Which lines hold the word "JSON"? Copy each one.

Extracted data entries
.....

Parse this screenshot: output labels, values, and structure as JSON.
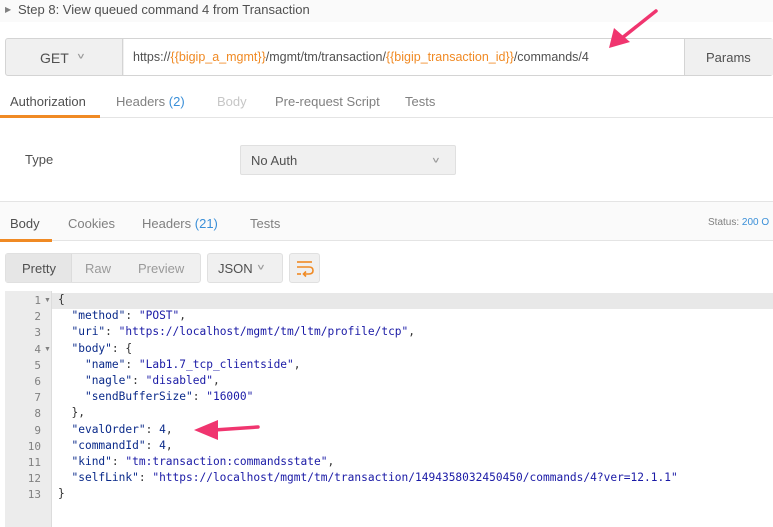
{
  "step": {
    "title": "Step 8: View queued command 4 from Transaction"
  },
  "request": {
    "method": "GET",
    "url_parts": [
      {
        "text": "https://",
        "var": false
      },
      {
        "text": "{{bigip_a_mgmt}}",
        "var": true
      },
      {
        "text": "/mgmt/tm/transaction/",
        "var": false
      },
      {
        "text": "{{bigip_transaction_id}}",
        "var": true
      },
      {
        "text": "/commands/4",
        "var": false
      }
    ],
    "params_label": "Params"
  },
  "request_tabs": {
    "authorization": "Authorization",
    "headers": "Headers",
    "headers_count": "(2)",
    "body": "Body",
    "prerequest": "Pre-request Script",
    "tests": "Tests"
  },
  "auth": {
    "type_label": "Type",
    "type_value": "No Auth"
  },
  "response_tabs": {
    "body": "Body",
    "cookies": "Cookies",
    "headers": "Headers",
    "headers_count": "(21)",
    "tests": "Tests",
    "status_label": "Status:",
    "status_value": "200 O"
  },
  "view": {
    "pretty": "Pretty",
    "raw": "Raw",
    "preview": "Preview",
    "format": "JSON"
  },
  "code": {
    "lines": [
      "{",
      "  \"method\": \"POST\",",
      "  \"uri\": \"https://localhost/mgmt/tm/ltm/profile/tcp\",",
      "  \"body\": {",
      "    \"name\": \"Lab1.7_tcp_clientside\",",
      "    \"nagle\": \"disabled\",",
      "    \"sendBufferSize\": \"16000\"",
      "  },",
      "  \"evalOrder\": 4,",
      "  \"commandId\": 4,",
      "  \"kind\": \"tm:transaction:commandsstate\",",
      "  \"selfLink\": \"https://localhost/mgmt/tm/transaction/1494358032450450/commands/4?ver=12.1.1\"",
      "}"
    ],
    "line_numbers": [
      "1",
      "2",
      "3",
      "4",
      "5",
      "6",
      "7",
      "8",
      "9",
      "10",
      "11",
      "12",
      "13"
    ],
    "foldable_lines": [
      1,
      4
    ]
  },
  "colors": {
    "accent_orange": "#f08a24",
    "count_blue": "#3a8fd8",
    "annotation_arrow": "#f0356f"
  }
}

.....

## Correct answer
Parse this screenshot: output labels, values, and structure as JSON.
    "format": "JSON"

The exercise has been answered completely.